(INPUT DATA)

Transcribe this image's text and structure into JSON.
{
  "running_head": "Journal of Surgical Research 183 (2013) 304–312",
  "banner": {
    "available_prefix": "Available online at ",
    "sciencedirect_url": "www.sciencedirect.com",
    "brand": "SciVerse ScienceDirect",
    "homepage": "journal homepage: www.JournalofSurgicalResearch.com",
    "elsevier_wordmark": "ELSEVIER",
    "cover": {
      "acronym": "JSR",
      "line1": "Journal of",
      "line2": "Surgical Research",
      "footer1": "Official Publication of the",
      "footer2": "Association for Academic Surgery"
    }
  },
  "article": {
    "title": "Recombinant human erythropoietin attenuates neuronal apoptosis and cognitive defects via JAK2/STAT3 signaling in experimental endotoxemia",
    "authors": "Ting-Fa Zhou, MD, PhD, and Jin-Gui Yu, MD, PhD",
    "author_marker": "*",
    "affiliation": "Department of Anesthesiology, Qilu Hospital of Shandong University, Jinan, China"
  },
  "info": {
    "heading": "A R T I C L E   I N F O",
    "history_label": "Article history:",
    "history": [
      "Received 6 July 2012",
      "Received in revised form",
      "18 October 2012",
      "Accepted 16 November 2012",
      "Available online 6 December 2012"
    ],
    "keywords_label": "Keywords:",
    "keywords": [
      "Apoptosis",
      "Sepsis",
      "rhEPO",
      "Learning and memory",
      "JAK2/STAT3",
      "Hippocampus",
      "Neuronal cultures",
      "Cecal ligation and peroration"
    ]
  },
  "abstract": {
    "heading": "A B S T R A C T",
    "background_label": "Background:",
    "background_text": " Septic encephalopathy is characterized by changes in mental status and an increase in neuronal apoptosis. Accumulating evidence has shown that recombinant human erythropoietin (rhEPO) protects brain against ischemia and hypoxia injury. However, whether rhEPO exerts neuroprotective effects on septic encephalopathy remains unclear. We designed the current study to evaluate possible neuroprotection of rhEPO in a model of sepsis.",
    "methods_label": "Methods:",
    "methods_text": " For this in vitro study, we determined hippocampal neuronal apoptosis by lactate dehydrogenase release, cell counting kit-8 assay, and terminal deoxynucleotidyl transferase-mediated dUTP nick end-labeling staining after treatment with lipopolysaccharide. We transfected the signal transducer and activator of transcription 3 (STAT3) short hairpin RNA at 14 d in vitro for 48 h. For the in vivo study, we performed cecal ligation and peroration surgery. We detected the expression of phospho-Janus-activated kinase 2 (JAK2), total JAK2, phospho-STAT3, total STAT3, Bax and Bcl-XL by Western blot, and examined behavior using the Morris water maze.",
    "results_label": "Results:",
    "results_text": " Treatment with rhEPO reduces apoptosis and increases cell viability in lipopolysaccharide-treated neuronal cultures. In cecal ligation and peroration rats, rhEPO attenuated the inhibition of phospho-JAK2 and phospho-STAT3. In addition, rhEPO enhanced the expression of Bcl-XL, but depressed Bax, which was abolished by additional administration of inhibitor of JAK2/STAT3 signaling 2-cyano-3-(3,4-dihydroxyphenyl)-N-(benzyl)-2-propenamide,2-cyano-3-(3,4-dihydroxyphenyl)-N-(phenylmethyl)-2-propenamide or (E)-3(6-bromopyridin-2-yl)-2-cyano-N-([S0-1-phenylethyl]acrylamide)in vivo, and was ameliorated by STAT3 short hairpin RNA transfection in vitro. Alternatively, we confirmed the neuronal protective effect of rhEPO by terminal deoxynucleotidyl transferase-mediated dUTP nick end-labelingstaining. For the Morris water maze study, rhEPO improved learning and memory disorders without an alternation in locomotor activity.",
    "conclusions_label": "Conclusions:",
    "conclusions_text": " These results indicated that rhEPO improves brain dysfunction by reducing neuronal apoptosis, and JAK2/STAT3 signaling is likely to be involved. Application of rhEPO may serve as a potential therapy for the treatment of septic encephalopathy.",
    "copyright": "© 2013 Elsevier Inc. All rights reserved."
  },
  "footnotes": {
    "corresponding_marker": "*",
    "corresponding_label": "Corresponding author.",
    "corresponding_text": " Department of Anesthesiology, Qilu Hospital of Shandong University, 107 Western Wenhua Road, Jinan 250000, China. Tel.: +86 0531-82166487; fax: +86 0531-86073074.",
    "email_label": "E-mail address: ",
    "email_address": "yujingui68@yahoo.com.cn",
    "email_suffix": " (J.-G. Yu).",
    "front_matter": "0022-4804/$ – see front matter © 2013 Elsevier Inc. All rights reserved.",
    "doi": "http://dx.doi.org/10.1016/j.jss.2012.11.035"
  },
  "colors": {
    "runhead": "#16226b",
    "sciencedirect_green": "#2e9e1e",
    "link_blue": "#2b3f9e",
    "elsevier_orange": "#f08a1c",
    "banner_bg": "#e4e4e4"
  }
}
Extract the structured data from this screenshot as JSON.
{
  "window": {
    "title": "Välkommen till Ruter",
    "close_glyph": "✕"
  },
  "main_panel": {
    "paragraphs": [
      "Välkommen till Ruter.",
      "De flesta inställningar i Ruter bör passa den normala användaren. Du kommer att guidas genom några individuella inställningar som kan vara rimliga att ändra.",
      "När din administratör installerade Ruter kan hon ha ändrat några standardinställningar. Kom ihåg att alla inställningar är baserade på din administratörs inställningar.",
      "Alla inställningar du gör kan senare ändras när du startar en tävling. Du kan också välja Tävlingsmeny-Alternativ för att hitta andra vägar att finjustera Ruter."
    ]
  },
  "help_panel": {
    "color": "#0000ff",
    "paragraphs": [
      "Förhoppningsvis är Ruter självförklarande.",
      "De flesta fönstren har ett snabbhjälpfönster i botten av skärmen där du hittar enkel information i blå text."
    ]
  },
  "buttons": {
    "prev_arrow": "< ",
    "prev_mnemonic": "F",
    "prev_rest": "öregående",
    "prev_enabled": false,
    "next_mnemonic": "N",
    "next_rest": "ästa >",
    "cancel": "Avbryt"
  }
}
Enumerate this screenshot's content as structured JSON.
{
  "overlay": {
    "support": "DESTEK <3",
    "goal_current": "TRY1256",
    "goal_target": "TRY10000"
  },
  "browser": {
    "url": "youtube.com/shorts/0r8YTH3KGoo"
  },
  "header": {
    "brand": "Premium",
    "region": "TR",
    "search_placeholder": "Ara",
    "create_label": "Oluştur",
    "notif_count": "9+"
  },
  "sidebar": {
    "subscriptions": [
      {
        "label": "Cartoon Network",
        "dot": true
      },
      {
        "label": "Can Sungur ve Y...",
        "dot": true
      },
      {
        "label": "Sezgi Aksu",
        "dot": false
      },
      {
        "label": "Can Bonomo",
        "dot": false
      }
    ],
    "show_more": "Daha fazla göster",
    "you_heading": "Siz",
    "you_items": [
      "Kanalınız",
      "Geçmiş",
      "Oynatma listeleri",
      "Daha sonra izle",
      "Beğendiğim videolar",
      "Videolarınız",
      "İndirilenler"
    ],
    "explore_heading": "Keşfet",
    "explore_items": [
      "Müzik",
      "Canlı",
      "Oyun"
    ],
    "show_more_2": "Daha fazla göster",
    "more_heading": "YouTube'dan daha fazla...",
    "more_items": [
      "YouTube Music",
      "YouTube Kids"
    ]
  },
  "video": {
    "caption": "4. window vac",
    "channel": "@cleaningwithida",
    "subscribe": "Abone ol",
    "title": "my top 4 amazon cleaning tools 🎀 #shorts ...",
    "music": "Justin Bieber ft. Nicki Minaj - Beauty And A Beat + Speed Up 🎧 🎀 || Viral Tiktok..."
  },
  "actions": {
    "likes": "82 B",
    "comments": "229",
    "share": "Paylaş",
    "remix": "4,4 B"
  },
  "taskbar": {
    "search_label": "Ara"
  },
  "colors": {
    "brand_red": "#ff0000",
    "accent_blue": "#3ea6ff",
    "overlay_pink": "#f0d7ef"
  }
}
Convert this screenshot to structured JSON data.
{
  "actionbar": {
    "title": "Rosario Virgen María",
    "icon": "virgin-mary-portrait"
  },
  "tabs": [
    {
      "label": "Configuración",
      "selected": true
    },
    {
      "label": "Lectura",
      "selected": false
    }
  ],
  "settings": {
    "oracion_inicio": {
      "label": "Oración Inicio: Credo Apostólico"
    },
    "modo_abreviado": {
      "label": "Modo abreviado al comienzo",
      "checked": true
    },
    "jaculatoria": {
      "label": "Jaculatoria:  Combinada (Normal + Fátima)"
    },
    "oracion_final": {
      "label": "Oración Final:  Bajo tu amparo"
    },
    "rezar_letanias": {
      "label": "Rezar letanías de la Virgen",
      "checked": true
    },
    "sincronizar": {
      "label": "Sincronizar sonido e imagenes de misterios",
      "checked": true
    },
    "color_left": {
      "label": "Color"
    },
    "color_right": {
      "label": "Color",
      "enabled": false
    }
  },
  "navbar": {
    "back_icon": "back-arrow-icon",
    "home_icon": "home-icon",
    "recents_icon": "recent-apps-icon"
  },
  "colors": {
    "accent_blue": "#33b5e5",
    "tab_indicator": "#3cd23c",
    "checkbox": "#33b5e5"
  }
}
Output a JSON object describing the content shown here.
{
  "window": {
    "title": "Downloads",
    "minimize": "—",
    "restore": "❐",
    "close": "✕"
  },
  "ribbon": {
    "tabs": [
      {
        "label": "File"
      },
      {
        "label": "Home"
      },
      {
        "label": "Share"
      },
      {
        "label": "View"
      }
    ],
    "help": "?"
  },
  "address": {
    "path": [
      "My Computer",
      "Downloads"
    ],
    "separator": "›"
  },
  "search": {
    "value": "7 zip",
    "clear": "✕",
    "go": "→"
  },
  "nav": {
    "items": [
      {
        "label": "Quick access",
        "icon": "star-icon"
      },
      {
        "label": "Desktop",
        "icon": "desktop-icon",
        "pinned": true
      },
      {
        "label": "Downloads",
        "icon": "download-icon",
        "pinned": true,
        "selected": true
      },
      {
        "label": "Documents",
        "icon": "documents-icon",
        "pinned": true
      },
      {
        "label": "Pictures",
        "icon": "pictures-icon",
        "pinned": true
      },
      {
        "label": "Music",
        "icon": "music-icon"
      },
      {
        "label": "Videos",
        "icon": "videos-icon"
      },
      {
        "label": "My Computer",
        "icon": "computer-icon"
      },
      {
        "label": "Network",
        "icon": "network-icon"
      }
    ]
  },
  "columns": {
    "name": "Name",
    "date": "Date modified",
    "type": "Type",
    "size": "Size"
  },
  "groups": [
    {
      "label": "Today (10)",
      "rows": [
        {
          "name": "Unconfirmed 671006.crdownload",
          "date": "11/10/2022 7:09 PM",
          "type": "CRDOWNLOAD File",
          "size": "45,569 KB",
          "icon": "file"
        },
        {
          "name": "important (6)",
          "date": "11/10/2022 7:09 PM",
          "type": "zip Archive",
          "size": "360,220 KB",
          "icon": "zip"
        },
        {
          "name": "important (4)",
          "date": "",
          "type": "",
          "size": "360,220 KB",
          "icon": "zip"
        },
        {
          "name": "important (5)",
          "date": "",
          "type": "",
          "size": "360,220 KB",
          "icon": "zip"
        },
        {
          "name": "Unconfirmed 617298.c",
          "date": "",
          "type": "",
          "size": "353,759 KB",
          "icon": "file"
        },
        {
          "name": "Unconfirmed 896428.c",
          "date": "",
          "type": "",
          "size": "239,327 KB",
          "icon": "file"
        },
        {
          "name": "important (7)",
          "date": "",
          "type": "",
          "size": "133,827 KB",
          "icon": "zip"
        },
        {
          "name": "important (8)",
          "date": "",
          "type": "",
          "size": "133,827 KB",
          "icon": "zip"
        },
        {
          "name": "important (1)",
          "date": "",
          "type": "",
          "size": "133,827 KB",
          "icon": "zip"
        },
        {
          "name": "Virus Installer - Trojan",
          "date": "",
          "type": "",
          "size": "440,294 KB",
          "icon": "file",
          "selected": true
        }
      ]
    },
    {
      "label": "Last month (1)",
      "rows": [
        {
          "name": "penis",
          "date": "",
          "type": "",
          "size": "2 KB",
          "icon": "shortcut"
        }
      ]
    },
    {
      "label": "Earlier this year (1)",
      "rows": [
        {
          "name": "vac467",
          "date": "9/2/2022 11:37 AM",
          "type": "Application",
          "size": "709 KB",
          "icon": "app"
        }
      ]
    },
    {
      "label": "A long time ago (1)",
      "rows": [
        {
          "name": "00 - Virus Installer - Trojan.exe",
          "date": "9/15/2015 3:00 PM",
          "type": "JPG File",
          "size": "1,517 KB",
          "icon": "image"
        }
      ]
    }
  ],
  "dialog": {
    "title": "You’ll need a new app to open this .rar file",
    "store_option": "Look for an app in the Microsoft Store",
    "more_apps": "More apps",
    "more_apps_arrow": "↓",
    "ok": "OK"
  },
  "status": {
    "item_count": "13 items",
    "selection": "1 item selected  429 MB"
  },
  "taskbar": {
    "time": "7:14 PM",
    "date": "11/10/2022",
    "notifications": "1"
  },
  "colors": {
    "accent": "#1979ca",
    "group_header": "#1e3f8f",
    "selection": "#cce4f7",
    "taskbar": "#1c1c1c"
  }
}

(End INPUT DATA)

TASK INSTRUCTIONS: Look through the entries and return every line where "till" appears.

EXERCISE OUTPUT:
    "title": "Välkommen till Ruter",
      "Välkommen till Ruter.",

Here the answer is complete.